* GIVEN REQUEST
Print out the material that follows word for word.

Figure content listings
---

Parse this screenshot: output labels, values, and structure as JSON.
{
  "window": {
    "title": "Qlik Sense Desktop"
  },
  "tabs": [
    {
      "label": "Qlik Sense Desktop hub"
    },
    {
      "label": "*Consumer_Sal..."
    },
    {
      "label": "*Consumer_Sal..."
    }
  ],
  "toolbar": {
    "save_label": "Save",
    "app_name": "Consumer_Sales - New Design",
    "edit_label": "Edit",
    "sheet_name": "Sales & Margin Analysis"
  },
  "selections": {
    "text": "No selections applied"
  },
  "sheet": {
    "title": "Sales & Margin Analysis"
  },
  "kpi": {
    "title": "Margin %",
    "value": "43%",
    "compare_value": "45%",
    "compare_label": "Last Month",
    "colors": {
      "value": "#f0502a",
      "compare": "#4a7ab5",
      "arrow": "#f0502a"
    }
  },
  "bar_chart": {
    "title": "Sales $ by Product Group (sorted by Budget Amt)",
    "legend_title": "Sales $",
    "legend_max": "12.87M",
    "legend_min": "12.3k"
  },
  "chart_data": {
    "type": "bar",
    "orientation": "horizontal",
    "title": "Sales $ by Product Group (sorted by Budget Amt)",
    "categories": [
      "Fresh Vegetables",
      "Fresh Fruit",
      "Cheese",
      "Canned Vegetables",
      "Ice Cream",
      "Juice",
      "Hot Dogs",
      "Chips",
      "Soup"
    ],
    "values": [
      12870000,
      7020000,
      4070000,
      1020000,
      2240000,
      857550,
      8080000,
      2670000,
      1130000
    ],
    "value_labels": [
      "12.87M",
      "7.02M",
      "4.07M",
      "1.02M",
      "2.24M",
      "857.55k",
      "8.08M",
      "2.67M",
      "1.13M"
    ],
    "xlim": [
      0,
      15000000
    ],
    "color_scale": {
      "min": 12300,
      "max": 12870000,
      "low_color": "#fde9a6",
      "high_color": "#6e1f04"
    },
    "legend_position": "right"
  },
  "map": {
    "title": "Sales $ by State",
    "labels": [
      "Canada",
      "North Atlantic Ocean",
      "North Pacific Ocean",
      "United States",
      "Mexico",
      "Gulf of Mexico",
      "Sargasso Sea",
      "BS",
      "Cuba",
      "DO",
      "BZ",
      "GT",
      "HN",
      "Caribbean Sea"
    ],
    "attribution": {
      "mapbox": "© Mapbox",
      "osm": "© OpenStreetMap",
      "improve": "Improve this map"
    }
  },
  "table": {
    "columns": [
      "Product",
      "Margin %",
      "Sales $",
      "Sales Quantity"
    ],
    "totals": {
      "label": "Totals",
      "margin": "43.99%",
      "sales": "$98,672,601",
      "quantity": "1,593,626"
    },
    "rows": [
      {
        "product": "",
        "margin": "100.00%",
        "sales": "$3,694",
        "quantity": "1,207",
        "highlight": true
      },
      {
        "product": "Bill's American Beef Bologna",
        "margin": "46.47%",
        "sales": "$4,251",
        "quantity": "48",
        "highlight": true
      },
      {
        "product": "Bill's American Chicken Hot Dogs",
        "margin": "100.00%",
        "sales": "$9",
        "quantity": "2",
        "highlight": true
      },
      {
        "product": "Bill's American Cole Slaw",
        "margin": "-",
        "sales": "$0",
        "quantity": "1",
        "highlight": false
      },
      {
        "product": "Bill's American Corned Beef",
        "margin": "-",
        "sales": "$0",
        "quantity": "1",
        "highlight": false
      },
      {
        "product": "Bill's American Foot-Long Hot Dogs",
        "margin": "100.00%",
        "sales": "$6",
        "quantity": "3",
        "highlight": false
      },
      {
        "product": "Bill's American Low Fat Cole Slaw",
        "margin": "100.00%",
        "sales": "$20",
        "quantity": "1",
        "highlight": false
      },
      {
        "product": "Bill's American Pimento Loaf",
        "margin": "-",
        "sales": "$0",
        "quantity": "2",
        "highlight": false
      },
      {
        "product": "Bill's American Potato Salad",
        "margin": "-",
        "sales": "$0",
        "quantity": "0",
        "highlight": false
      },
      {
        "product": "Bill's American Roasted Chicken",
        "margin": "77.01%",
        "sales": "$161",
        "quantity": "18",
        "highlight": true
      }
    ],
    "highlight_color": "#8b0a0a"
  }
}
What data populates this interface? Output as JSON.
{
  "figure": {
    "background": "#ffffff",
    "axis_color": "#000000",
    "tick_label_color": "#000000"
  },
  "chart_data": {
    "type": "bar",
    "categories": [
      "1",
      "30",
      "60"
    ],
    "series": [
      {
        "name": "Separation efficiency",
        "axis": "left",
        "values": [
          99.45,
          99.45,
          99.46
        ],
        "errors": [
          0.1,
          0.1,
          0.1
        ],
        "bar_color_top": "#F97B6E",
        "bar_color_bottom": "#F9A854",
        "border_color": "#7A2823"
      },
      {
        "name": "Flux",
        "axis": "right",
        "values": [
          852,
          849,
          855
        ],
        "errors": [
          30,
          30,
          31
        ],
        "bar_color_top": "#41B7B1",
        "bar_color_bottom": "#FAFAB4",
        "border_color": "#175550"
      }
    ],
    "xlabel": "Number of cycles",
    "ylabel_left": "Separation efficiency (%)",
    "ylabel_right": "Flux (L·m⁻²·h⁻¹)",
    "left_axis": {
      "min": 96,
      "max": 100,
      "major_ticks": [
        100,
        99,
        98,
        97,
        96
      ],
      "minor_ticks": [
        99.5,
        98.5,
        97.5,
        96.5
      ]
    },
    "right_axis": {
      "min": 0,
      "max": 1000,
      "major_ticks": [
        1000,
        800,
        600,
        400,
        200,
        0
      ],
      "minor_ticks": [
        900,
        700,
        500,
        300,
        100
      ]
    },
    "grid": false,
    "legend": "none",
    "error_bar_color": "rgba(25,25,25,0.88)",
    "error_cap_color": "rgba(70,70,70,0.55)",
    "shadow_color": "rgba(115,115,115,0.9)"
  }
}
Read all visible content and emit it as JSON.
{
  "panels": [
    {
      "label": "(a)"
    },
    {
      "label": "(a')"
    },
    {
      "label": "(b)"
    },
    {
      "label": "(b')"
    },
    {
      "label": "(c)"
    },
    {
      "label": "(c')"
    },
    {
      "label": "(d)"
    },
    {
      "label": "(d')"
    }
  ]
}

---

* WRITTEN RESPONSE
Parse this screenshot: output labels, values, and structure as JSON.
{
  "window": {
    "title": "Qlik Sense Desktop"
  },
  "tabs": [
    {
      "label": "Qlik Sense Desktop hub"
    },
    {
      "label": "*Consumer_Sal..."
    },
    {
      "label": "*Consumer_Sal..."
    }
  ],
  "toolbar": {
    "save_label": "Save",
    "app_name": "Consumer_Sales - New Design",
    "edit_label": "Edit",
    "sheet_name": "Sales & Margin Analysis"
  },
  "selections": {
    "text": "No selections applied"
  },
  "sheet": {
    "title": "Sales & Margin Analysis"
  },
  "kpi": {
    "title": "Margin %",
    "value": "43%",
    "compare_value": "45%",
    "compare_label": "Last Month",
    "colors": {
      "value": "#f0502a",
      "compare": "#4a7ab5",
      "arrow": "#f0502a"
    }
  },
  "bar_chart": {
    "title": "Sales $ by Product Group (sorted by Budget Amt)",
    "legend_title": "Sales $",
    "legend_max": "12.87M",
    "legend_min": "12.3k"
  },
  "chart_data": {
    "type": "bar",
    "orientation": "horizontal",
    "title": "Sales $ by Product Group (sorted by Budget Amt)",
    "categories": [
      "Fresh Vegetables",
      "Fresh Fruit",
      "Cheese",
      "Canned Vegetables",
      "Ice Cream",
      "Juice",
      "Hot Dogs",
      "Chips",
      "Soup"
    ],
    "values": [
      12870000,
      7020000,
      4070000,
      1020000,
      2240000,
      857550,
      8080000,
      2670000,
      1130000
    ],
    "value_labels": [
      "12.87M",
      "7.02M",
      "4.07M",
      "1.02M",
      "2.24M",
      "857.55k",
      "8.08M",
      "2.67M",
      "1.13M"
    ],
    "xlim": [
      0,
      15000000
    ],
    "color_scale": {
      "min": 12300,
      "max": 12870000,
      "low_color": "#fde9a6",
      "high_color": "#6e1f04"
    },
    "legend_position": "right"
  },
  "map": {
    "title": "Sales $ by State",
    "labels": [
      "Canada",
      "North Atlantic Ocean",
      "North Pacific Ocean",
      "United States",
      "Mexico",
      "Gulf of Mexico",
      "Sargasso Sea",
      "BS",
      "Cuba",
      "DO",
      "BZ",
      "GT",
      "HN",
      "Caribbean Sea"
    ],
    "attribution": {
      "mapbox": "© Mapbox",
      "osm": "© OpenStreetMap",
      "improve": "Improve this map"
    }
  },
  "table": {
    "columns": [
      "Product",
      "Margin %",
      "Sales $",
      "Sales Quantity"
    ],
    "totals": {
      "label": "Totals",
      "margin": "43.99%",
      "sales": "$98,672,601",
      "quantity": "1,593,626"
    },
    "rows": [
      {
        "product": "",
        "margin": "100.00%",
        "sales": "$3,694",
        "quantity": "1,207",
        "highlight": true
      },
      {
        "product": "Bill's American Beef Bologna",
        "margin": "46.47%",
        "sales": "$4,251",
        "quantity": "48",
        "highlight": true
      },
      {
        "product": "Bill's American Chicken Hot Dogs",
        "margin": "100.00%",
        "sales": "$9",
        "quantity": "2",
        "highlight": true
      },
      {
        "product": "Bill's American Cole Slaw",
        "margin": "-",
        "sales": "$0",
        "quantity": "1",
        "highlight": false
      },
      {
        "product": "Bill's American Corned Beef",
        "margin": "-",
        "sales": "$0",
        "quantity": "1",
        "highlight": false
      },
      {
        "product": "Bill's American Foot-Long Hot Dogs",
        "margin": "100.00%",
        "sales": "$6",
        "quantity": "3",
        "highlight": false
      },
      {
        "product": "Bill's American Low Fat Cole Slaw",
        "margin": "100.00%",
        "sales": "$20",
        "quantity": "1",
        "highlight": false
      },
      {
        "product": "Bill's American Pimento Loaf",
        "margin": "-",
        "sales": "$0",
        "quantity": "2",
        "highlight": false
      },
      {
        "product": "Bill's American Potato Salad",
        "margin": "-",
        "sales": "$0",
        "quantity": "0",
        "highlight": false
      },
      {
        "product": "Bill's American Roasted Chicken",
        "margin": "77.01%",
        "sales": "$161",
        "quantity": "18",
        "highlight": true
      }
    ],
    "highlight_color": "#8b0a0a"
  }
}
What data populates this interface? Output as JSON.
{
  "figure": {
    "background": "#ffffff",
    "axis_color": "#000000",
    "tick_label_color": "#000000"
  },
  "chart_data": {
    "type": "bar",
    "categories": [
      "1",
      "30",
      "60"
    ],
    "series": [
      {
        "name": "Separation efficiency",
        "axis": "left",
        "values": [
          99.45,
          99.45,
          99.46
        ],
        "errors": [
          0.1,
          0.1,
          0.1
        ],
        "bar_color_top": "#F97B6E",
        "bar_color_bottom": "#F9A854",
        "border_color": "#7A2823"
      },
      {
        "name": "Flux",
        "axis": "right",
        "values": [
          852,
          849,
          855
        ],
        "errors": [
          30,
          30,
          31
        ],
        "bar_color_top": "#41B7B1",
        "bar_color_bottom": "#FAFAB4",
        "border_color": "#175550"
      }
    ],
    "xlabel": "Number of cycles",
    "ylabel_left": "Separation efficiency (%)",
    "ylabel_right": "Flux (L·m⁻²·h⁻¹)",
    "left_axis": {
      "min": 96,
      "max": 100,
      "major_ticks": [
        100,
        99,
        98,
        97,
        96
      ],
      "minor_ticks": [
        99.5,
        98.5,
        97.5,
        96.5
      ]
    },
    "right_axis": {
      "min": 0,
      "max": 1000,
      "major_ticks": [
        1000,
        800,
        600,
        400,
        200,
        0
      ],
      "minor_ticks": [
        900,
        700,
        500,
        300,
        100
      ]
    },
    "grid": false,
    "legend": "none",
    "error_bar_color": "rgba(25,25,25,0.88)",
    "error_cap_color": "rgba(70,70,70,0.55)",
    "shadow_color": "rgba(115,115,115,0.9)"
  }
}
Read all visible content and emit it as JSON.
{
  "panels": [
    {
      "label": "(a)"
    },
    {
      "label": "(a')"
    },
    {
      "label": "(b)"
    },
    {
      "label": "(b')"
    },
    {
      "label": "(c)"
    },
    {
      "label": "(c')"
    },
    {
      "label": "(d)"
    },
    {
      "label": "(d')"
    }
  ]
}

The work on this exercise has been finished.